• **Extracted text**
Thread: Large pkey index on insert-only table

Large pkey index on insert-only table

From
Devin Ivy
Date:
Hi all,
I have a suspiciously large index, and I could use a hand finding a root cause for its size.  This index supports the primary key for a closure table that models threaded comments with columns `(id, ancestor_id, depth)`.  The primary key is composite: `(id, ancestor_id)`.  The id columns are varchars which are a bit long for identifiers, around 70 bytes.  This table is insert-only: the application never performs updates or deletes.

The table has grown to 200GB, and the unique index supporting the primary key is nearly double that at around 360GB, which stood out to me as rather large compared to the table itself.  The index uses the default fillfactor of 90.  I would not anticipate very much bloat since updates and deletes never occur on this table, and according to pg_stat_all_tables autovacuum has been running regularly.  I've used the btree bloat estimator from https://github.com/ioguix/pgsql-bloat-estimation, and it estimates the bloat percentage at 47%.

• **Directions**
(1) Answer these questions about the post on the large primary key index:
(a) What three columns does the closure table have?
(b) What fillfactor does the index use?
(c) What bloat percentage does the btree bloat estimator give?
(2) Retype the post from "Thread: Large pkey" to "updates or deletes.".
The records that follow come from a separate source.

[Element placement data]
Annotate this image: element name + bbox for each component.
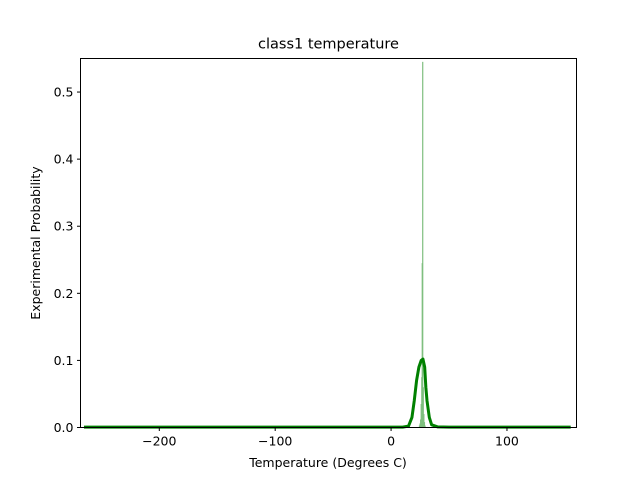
histogram-bar: [423, 414, 425, 428]
y-axis-ticks: 0.0 0.1 0.2 0.3 0.4 0.5: [54, 85, 81, 435]
y-tick-label: 0.2: [54, 286, 74, 301]
plot-area: [83, 61, 571, 429]
histogram-bar: [422, 387, 424, 428]
density-curve: [83, 357, 571, 429]
x-axis-label: Temperature (Degrees C): [248, 455, 407, 470]
x-tick-label: −200: [142, 434, 176, 449]
y-tick-label: 0.4: [54, 152, 74, 167]
histogram: [418, 61, 426, 428]
x-tick-label: −100: [258, 434, 292, 449]
y-tick-label: 0.1: [54, 353, 74, 368]
x-tick-label: 100: [495, 434, 519, 449]
x-tick-label: 0: [387, 434, 395, 449]
y-axis-label: Experimental Probability: [28, 166, 43, 320]
y-tick-label: 0.0: [54, 420, 74, 435]
x-axis-ticks: −200 −100 0 100: [142, 427, 519, 449]
y-tick-label: 0.5: [54, 85, 74, 100]
axes-frame: [80, 58, 577, 428]
chart-title: class1 temperature: [258, 37, 399, 53]
histogram-bar: [422, 61, 424, 428]
y-tick-label: 0.3: [54, 219, 74, 234]
histogram-bar: [424, 425, 426, 428]
histogram-bar: [423, 422, 426, 428]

• **Outputs by task**
(1)
(a) `id`, `ancestor_id` and `depth`
(b) The default fillfactor of 90
(c) 47%

(2)
Thread: Large pkey index on insert-only table

Large pkey index on insert-only table

From
Devin Ivy
Date:
Hi all,
I have a suspiciously large index, and I could use a hand finding a root cause for its size.  This index supports the primary key for a closure table that models threaded comments with columns `(id, ancestor_id, depth)`.  The primary key is composite: `(id, ancestor_id)`.  The id columns are varchars which are a bit long for identifiers, around 70 bytes.  This table is insert-only: the application never performs updates or deletes.